Copy each line of the entries below verbatim.

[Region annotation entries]
╭──

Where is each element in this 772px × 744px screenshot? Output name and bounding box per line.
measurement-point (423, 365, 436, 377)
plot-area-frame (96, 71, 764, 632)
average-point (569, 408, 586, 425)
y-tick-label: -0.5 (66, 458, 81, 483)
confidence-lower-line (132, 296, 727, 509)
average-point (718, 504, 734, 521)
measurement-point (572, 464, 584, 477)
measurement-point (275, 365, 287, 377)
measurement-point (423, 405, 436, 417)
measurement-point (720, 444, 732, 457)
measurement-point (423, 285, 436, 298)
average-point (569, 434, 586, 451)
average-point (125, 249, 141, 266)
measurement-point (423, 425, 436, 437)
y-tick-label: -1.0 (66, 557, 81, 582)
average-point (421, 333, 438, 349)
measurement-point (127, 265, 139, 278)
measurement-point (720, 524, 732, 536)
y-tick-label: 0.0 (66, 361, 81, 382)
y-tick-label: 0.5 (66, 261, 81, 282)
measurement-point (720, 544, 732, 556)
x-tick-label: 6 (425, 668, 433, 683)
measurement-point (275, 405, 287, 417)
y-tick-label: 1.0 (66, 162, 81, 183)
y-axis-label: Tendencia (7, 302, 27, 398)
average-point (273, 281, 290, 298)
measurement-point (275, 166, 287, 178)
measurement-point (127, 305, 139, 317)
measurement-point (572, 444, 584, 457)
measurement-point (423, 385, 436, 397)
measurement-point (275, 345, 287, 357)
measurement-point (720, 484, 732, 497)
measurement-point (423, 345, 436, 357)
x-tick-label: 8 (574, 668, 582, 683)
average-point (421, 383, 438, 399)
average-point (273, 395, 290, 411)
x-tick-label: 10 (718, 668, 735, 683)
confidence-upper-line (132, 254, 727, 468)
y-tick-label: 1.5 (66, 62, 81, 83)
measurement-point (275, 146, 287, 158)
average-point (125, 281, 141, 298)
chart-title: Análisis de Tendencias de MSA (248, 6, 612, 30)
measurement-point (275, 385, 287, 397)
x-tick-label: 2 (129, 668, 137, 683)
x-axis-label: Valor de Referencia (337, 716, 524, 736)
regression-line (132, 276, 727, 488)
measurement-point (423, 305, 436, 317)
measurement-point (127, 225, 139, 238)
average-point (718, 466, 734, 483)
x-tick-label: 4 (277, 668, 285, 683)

╰──

### TASK OUTPUT:
Where is each element in this 772px × 744px screenshot? Output name and bounding box per line.
measurement-point (423, 365, 436, 377)
plot-area-frame (96, 71, 764, 632)
average-point (569, 408, 586, 425)
y-tick-label: -0.5 (66, 458, 81, 483)
confidence-lower-line (132, 296, 727, 509)
average-point (718, 504, 734, 521)
measurement-point (572, 464, 584, 477)
measurement-point (275, 365, 287, 377)
measurement-point (423, 405, 436, 417)
measurement-point (720, 444, 732, 457)
measurement-point (423, 285, 436, 298)
average-point (569, 434, 586, 451)
average-point (125, 249, 141, 266)
measurement-point (423, 425, 436, 437)
y-tick-label: -1.0 (66, 557, 81, 582)
average-point (421, 333, 438, 349)
measurement-point (127, 265, 139, 278)
measurement-point (720, 524, 732, 536)
y-tick-label: 0.0 (66, 361, 81, 382)
y-tick-label: 0.5 (66, 261, 81, 282)
measurement-point (720, 544, 732, 556)
x-tick-label: 6 (425, 668, 433, 683)
measurement-point (275, 405, 287, 417)
y-tick-label: 1.0 (66, 162, 81, 183)
y-axis-label: Tendencia (7, 302, 27, 398)
average-point (273, 281, 290, 298)
measurement-point (275, 166, 287, 178)
measurement-point (127, 305, 139, 317)
measurement-point (572, 444, 584, 457)
measurement-point (423, 385, 436, 397)
measurement-point (275, 345, 287, 357)
measurement-point (720, 484, 732, 497)
measurement-point (423, 345, 436, 357)
x-tick-label: 8 (574, 668, 582, 683)
average-point (421, 383, 438, 399)
average-point (273, 395, 290, 411)
x-tick-label: 10 (718, 668, 735, 683)
confidence-upper-line (132, 254, 727, 468)
y-tick-label: 1.5 (66, 62, 81, 83)
measurement-point (275, 146, 287, 158)
average-point (125, 281, 141, 298)
chart-title: Análisis de Tendencias de MSA (248, 6, 612, 30)
measurement-point (275, 385, 287, 397)
x-tick-label: 2 (129, 668, 137, 683)
x-axis-label: Valor de Referencia (337, 716, 524, 736)
regression-line (132, 276, 727, 488)
measurement-point (423, 305, 436, 317)
measurement-point (127, 225, 139, 238)
average-point (718, 466, 734, 483)
x-tick-label: 4 (277, 668, 285, 683)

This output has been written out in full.